(Extracted data entries)

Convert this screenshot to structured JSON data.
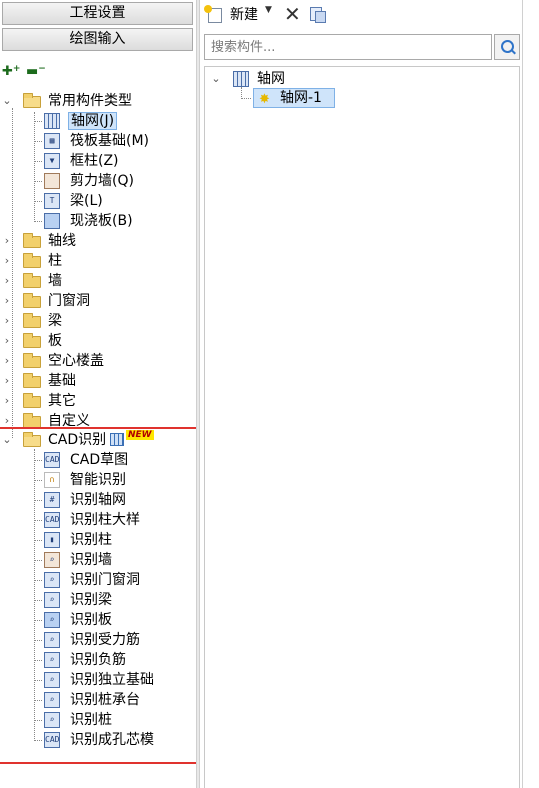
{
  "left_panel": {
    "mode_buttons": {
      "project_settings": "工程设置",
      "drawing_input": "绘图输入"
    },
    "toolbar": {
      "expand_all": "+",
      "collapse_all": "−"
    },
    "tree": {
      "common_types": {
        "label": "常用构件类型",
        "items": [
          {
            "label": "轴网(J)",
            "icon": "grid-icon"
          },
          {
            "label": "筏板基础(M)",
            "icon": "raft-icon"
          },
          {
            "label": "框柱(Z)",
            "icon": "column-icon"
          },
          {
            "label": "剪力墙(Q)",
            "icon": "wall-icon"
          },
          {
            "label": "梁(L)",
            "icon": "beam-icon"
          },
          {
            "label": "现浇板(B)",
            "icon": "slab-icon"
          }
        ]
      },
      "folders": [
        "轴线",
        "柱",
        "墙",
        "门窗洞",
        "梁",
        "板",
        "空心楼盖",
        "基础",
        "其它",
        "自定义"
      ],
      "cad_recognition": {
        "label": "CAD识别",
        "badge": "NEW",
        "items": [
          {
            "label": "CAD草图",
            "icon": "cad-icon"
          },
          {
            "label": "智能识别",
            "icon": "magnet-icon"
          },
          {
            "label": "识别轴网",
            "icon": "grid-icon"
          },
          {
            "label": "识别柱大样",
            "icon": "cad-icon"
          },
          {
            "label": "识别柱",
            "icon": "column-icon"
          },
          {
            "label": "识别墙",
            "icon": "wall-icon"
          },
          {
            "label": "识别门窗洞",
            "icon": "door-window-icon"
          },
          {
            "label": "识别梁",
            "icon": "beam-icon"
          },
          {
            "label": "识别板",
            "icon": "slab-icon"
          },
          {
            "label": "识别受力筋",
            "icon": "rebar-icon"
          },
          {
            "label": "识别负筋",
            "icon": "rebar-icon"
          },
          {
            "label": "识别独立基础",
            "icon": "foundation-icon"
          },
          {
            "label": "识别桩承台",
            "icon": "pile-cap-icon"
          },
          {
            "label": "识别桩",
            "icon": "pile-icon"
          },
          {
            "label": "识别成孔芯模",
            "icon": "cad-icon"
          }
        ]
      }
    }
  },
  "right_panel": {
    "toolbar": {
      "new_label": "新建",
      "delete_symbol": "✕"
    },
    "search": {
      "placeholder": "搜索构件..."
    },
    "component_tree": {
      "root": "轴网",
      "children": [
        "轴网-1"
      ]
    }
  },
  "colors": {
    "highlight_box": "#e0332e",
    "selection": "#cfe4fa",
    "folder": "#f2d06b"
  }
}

...

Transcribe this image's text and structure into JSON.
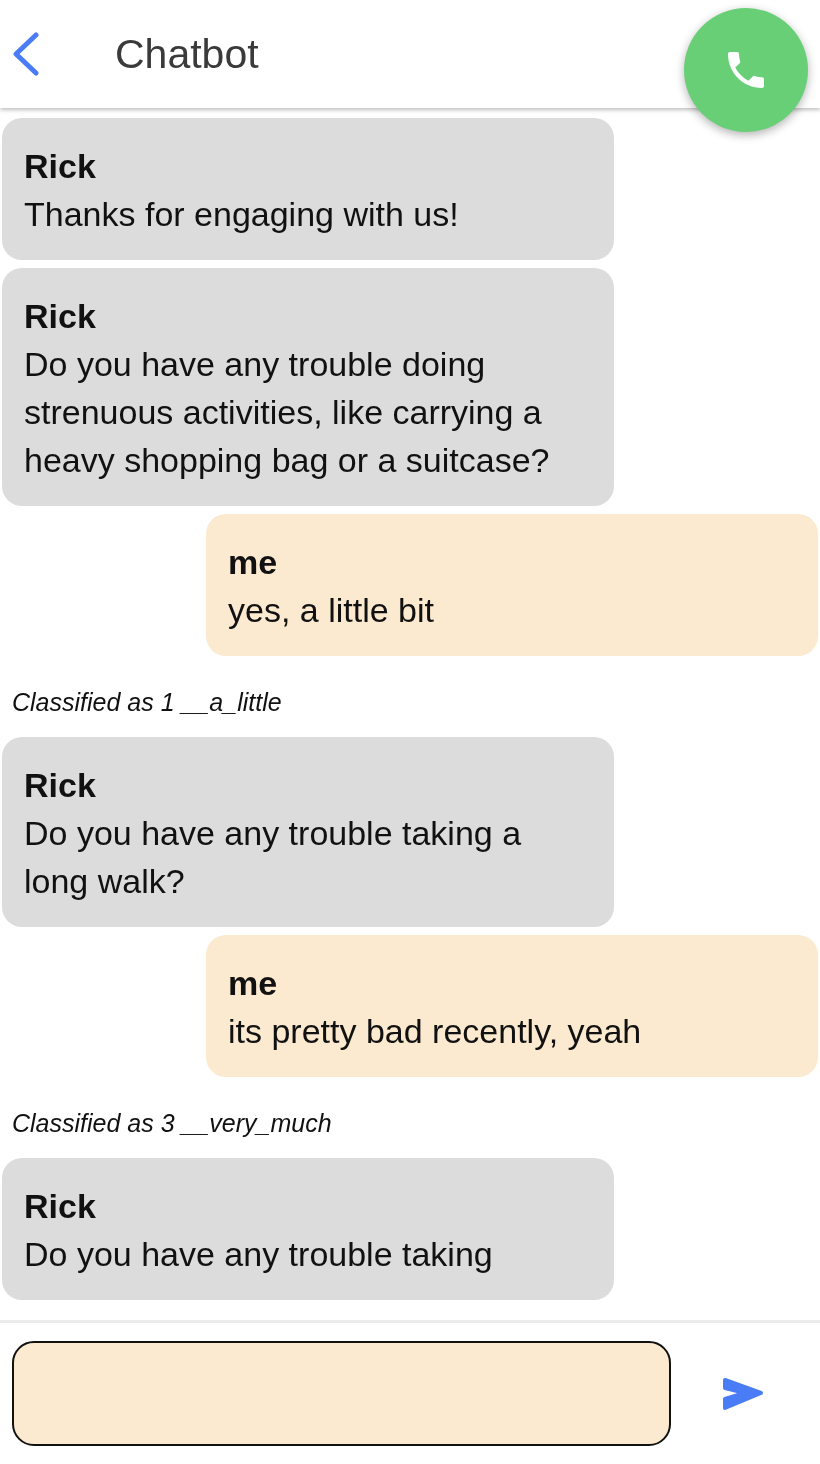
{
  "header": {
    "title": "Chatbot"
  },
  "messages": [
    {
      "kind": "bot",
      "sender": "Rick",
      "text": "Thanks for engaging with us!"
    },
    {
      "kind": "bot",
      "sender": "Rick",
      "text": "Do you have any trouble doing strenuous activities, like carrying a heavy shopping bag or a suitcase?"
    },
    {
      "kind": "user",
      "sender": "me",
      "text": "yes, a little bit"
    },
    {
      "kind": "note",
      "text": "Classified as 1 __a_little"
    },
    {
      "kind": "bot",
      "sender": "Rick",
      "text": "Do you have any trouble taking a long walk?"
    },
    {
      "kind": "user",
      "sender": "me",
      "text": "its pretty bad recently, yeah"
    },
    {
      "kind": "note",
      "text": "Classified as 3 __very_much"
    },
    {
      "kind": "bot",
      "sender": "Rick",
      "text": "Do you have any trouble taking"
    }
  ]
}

» **EXERCISE TASK**
Copy all lines of the material above where the string "trouble" occurs.

» **REPLY**
      "text": "Do you have any trouble doing strenuous activities, like carrying a heavy shopping bag or a suitcase?"
      "text": "Do you have any trouble taking a long walk?"
      "text": "Do you have any trouble taking"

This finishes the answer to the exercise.